------ TRECHO SELECIONADO ------

O processo de degradação por plasma térmico segue basicamente duas etapas: na primeira, a alta temperatura em conjunto com o fluxo de elétrons gerados pela ionização do gás, formando o plasma, quebra as ligações químicas das moléculas formando radicais livres e/ou íons muito instáveis que, numa segunda etapa, no esfriamento da mistura gasosa, se recombinam espontaneamente formando novas substâncias em um processo entropicamente favorável.4

A tecnologia de plasma térmico aplicado à degradação química, apesar de muito promissora, requer ainda muito esforço para se entender a cinética e o mecanismo das reações que ocorrem no meio e, desta forma, predizer, identificar e quantificar os produtos preferencialmente formados para o total controle do processo.

Neste trabalho empregou-se uma tocha de plasma térmico de arco não transferido de corrente contínua (DC) à base de argônio visando estudar a eficiência de degradação do tetracloreto de carbono (CCl4) em ambiente inerte, caracterizar e quantificar os produtos formados. Também se propõe avaliar os parâmetros operacionais como a potência aplicada à tocha, a vazão de argônio como gás plasmogênico e vazão da amostra em relação à quantidade de CCl4 degradada.

PARTE EXPERIMENTAL

Materiais

Foi utilizado argônio de alta pureza (White Martins 99,998%) como gás plasmogênico, para a vaporização e arraste da amostra de tetracloreto de carbono (CCl4 Synth P.A.).

Tiossulfato de sódio penta-hidratado 0,03 mol L-1 (Na2S2O3.5H2 O Nuclear P.A.) de pureza analítica foi empregado na coluna de borbulhamento para absorção do cloro e outros subprodutos formados e como reagente na titulação iodométrica. Iodeto de potássio 0,3 mol L-1 (KI CRQ P.A.) foi utilizado na coluna de borbulhamento para quantificação do íon cloreto produzido e também para a titulação iodométrica.

Equipamentos

A Figura 1 mostra esquematicamente o sistema de pirólise por plasma térmico. O equipamento consiste de uma tocha de plasma,2,4,5 reator, vaporizador de amostra e a coluna de borbulhamento para a lavagem dos gases de exaustão. A tocha de plasma térmico de corrente contínua (DC) ioniza o gás, produzindo um jato de plasma dentro do reator onde ocorrem as reações de degradação.


O vaporizador da amostra consiste de um frasco lavador de gases com uma entrada para a inserção da amostra líquida por microsseringa através de um septo. A amostra é vaporizada e arrastada juntamente com o gás plasmogênico usado para produzir o jato de plasma cujo fluxo era controlado com auxílio de um fluxímetro.

------ MATERIAL BRUTO ------

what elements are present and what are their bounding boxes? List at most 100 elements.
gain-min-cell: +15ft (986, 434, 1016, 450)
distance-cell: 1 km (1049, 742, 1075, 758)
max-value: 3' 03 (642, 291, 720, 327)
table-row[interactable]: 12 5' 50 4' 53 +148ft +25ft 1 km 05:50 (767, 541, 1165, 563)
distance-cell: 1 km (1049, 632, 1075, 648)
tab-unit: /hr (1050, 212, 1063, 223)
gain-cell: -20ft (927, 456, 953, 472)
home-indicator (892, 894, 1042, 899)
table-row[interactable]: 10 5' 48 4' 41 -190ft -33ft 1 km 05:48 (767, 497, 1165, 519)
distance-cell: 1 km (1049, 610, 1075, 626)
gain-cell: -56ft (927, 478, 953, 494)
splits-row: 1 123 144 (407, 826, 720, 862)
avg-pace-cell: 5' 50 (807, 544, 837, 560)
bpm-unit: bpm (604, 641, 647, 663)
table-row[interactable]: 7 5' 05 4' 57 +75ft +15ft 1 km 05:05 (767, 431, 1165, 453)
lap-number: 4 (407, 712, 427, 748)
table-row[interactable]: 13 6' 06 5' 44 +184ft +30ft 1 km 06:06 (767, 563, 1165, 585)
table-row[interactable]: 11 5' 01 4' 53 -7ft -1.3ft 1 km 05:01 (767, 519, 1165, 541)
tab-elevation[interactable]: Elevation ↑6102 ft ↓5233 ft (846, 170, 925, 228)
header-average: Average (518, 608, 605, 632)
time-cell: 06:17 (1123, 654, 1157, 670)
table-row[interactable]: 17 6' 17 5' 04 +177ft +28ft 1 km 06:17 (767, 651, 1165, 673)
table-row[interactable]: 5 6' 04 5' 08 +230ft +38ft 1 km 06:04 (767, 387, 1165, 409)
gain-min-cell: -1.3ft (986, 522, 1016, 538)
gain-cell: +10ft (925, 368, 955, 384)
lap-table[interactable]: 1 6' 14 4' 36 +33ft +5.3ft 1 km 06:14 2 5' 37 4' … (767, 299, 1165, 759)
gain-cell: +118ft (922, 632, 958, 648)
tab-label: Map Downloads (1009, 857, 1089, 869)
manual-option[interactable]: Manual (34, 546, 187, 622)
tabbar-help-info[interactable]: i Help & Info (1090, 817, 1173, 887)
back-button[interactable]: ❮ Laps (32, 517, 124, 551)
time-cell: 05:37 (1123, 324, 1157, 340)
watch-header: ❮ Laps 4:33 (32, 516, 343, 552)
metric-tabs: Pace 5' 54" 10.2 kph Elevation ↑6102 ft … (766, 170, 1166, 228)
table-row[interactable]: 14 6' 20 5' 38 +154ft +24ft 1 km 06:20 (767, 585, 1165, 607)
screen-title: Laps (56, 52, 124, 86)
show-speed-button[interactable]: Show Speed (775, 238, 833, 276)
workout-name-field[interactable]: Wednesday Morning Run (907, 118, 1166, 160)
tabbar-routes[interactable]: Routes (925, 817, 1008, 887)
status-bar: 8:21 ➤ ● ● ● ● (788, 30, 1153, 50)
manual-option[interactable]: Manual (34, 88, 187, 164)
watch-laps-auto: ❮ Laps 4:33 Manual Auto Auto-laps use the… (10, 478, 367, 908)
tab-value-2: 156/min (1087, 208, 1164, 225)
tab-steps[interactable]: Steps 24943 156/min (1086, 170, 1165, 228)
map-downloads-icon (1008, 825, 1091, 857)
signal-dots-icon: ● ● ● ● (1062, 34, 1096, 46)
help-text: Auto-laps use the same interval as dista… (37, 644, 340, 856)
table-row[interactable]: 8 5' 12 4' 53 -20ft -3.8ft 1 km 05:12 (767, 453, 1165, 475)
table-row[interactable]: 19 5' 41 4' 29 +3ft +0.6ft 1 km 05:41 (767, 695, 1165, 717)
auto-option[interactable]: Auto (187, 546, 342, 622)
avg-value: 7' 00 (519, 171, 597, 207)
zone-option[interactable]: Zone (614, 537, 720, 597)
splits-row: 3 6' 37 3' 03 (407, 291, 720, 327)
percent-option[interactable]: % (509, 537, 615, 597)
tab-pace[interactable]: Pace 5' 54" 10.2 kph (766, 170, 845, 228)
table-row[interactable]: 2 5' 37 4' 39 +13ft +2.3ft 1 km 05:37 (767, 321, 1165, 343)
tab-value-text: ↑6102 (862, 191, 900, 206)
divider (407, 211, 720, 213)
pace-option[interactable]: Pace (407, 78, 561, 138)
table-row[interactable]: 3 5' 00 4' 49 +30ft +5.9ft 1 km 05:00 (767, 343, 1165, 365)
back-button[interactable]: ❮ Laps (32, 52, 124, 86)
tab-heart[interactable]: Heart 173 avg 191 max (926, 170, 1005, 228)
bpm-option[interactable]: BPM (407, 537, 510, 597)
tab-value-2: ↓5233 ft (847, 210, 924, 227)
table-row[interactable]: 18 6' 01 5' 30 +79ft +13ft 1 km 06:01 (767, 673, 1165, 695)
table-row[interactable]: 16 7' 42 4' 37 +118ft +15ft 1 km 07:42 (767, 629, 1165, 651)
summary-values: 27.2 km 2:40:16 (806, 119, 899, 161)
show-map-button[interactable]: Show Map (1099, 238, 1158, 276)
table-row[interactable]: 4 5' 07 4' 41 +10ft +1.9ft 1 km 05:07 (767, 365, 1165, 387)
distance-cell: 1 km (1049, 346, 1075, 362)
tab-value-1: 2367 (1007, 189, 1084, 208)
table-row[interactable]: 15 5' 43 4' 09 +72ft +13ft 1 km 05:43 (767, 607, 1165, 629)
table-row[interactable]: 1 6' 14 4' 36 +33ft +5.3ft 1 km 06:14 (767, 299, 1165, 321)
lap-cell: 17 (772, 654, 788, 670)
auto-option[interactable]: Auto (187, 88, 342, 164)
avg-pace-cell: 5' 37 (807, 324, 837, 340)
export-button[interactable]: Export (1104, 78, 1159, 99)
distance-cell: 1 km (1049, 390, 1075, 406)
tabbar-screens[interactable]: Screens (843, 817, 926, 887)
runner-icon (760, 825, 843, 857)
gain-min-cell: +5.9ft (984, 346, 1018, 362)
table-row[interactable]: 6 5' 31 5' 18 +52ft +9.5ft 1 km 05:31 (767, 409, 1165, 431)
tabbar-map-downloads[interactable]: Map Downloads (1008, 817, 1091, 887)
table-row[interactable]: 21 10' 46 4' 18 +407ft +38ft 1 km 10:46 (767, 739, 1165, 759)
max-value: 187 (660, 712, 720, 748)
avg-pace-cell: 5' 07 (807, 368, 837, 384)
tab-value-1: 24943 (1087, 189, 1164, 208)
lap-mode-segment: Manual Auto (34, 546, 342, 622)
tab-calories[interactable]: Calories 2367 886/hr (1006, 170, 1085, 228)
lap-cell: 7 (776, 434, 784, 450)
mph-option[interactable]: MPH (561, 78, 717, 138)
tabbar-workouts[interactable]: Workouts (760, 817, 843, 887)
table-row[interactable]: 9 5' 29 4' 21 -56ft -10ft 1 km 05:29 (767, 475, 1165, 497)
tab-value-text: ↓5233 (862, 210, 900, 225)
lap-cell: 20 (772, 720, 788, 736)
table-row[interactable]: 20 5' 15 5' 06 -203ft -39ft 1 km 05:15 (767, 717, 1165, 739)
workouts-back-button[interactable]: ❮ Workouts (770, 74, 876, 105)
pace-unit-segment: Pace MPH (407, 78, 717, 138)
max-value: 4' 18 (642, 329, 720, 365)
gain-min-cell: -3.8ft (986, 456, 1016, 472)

------

■ PROBLEMA PROPOSTO 1
No trecho sobre a degradação por plasma térmico, qual é a concentração do iodeto de potássio empregado na coluna de borbulhamento?
■ PROBLEMA PROPOSTO 2
Retome o texto sobre a degradação do tetracloreto de carbono por plasma térmico, dando-lhe continuidade a partir da última frase apresentada.
O material não tem qualquer relação com esta atividade.

■ RESULTADO DA TAREFA 1
0,3 mol L-1.

■ RESULTADO DA TAREFA 2
A coluna de borbulhamento para lavagem dos gases consiste de um tubo de polipropileno em forma de U de 4 m de comprimento por 1,6 cm de diâmetro, contendo 1 L de solução eletrolítica ou de iodeto de potássio ou tiossulfato de sódio, para retenção e conversão do cloro em íons cloreto. A coluna é conectada à saída dos gases do reator e a um equalizador de pressão com saída de gases para o sistema de exaustão do laboratório.

Condições experimentais

Os experimentos foram realizados em duas etapas: na primeira manteve-se a potência aplicada na tocha constante em 0,9 kW variando-se a vazão do gás plasmogênico (argônio) entre 5 a 30 L min-1 em incrementos de 5 L min-1. Na segunda etapa manteve-se constante a vazão de argônio em 10 L min-1 variando-se a potência aplicada entre 0,3 a 1,8 kW.

Para cada ponto experimental, exceto o branco, injetou-se no vaporizador de amostra 400 μL de CCl4, com a tocha de plasma ligada e desligada, respectivamente. Os gases efluentes da degradação passavam através da coluna lavadora para a retenção do cloro gasoso e dos eventuais subprodutos organoclorados.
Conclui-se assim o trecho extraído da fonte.